▸ GIVEN PASSAGE:
--------------------------------
Do you think the AI-assisted humanity is in a worse situation than humanity is today? If we are metaphilosophically competent enough that we can make progress, why won’t we remain metaphilosphically competent enough once we have powerful AI assistants?
In your hypothetical in particular, why do the people in the future—who have had radically more subjective time to consider this problem than we have, have apparently augmented their intelligence, and have exchanged massive amounts of knowledge with each other—make decisions so much worse than those that you or I would make today?
From your story it seems like your position is something like:
Humanity is only likely to reach a good outcome because technological constraints force us to continue thinking rather than doing anything irreversible. Removing technological constraints and allowing humans to get what they short-term-want will be bad, because most humans don’t have a short-term preference for deliberation, and many of the things they are likely to do would incidentally but permanently close off the prospect of future course corrections (or lead to value drift).
Is that an accurate characterization?
Other than disagreeing, my main complaint is that this doesn’t seem to have much to do with AI. Couldn’t you tell exactly the same story about human civilization proceeding along its normal development trajectory, never building an AI, but gradually uncovering new technologies and becoming smarter?
I think the relevance to AI is that AI might accelerate other kinds of progress more than it accelerates deliberation. But you don’t mention that here, so it doesn’t seem like what you have in mind. And at any rate, that seems like a separate problem from alignment, which really needs to be solved by different mechanisms. “Corrigibility” isn’t really a relevant concept when addressing that problem.
--------------------------------
▸ EXTRACTED RECORDS:
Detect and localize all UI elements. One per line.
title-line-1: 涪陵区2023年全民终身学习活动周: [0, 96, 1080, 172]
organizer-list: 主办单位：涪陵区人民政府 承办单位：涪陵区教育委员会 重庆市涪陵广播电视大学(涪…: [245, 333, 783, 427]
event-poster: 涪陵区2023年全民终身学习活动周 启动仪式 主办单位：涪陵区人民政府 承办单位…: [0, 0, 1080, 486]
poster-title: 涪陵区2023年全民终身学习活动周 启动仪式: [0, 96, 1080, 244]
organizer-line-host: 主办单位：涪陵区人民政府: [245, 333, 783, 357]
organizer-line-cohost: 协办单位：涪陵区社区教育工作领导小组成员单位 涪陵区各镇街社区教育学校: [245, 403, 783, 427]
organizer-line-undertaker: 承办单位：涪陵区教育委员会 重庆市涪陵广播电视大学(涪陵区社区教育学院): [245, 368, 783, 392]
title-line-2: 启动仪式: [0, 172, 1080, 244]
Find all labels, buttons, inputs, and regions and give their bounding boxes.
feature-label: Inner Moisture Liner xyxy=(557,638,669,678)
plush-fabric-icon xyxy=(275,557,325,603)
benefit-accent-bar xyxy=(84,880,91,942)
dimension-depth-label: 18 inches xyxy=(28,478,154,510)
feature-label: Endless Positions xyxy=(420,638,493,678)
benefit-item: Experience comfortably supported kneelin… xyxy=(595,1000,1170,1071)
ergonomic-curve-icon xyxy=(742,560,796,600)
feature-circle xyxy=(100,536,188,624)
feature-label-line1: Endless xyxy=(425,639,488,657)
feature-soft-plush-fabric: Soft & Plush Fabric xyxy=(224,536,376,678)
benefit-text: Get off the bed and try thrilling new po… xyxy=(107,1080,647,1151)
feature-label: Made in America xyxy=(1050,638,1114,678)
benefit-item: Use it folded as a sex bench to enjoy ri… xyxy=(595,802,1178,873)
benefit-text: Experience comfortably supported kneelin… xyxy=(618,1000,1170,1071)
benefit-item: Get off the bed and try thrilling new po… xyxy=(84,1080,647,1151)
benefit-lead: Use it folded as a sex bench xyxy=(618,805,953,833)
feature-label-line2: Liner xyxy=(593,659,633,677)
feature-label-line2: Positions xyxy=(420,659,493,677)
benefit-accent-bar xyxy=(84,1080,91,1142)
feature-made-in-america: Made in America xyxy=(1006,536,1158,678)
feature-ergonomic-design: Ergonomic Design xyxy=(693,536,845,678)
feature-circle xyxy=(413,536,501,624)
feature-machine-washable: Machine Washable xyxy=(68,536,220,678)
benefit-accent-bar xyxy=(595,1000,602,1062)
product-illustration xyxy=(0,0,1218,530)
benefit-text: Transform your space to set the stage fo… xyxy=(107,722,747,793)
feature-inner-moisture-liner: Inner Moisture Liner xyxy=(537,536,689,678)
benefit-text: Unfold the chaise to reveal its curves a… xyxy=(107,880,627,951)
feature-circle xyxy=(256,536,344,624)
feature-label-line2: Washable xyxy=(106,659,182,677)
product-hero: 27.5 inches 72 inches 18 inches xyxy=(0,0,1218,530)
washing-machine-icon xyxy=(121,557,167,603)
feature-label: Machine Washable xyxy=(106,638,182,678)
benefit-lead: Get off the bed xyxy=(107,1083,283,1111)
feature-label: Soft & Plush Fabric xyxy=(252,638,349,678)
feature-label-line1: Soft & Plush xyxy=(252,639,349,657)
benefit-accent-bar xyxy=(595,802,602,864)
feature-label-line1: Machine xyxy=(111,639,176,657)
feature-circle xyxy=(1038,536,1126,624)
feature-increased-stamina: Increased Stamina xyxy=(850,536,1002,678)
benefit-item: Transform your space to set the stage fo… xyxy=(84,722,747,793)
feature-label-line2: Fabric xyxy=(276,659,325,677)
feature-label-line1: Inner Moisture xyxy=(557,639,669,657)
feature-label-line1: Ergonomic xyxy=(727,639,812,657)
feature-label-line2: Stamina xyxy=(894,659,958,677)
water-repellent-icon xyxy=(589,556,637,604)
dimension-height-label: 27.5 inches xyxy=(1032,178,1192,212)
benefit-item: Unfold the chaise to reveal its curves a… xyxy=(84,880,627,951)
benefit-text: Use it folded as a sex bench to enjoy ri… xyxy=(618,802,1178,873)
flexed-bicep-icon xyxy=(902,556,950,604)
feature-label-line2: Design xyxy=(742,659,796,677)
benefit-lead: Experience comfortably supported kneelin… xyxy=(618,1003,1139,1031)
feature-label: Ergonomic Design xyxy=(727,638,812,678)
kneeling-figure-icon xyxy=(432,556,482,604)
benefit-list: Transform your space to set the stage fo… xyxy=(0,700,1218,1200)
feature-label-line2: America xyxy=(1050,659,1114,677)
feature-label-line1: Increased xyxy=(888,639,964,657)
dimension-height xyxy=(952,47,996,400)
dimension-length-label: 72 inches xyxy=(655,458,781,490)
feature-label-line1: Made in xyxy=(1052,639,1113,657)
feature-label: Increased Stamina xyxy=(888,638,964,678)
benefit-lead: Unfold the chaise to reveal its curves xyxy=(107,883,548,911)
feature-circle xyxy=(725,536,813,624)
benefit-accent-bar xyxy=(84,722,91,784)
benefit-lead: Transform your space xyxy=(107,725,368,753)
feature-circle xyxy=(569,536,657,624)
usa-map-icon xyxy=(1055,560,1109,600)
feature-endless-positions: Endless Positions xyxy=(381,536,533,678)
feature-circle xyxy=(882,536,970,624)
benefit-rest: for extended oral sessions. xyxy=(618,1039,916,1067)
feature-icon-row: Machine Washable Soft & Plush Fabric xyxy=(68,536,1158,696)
--------------------------------
Transcribe the passage on AI and human deliberation from "In your hypothetical" to "would make today?", including both.

▸ FULL ANSWER:
In your hypothetical in particular, why do the people in the future—who have had radically more subjective time to consider this problem than we have, have apparently augmented their intelligence, and have exchanged massive amounts of knowledge with each other—make decisions so much worse than those that you or I would make today?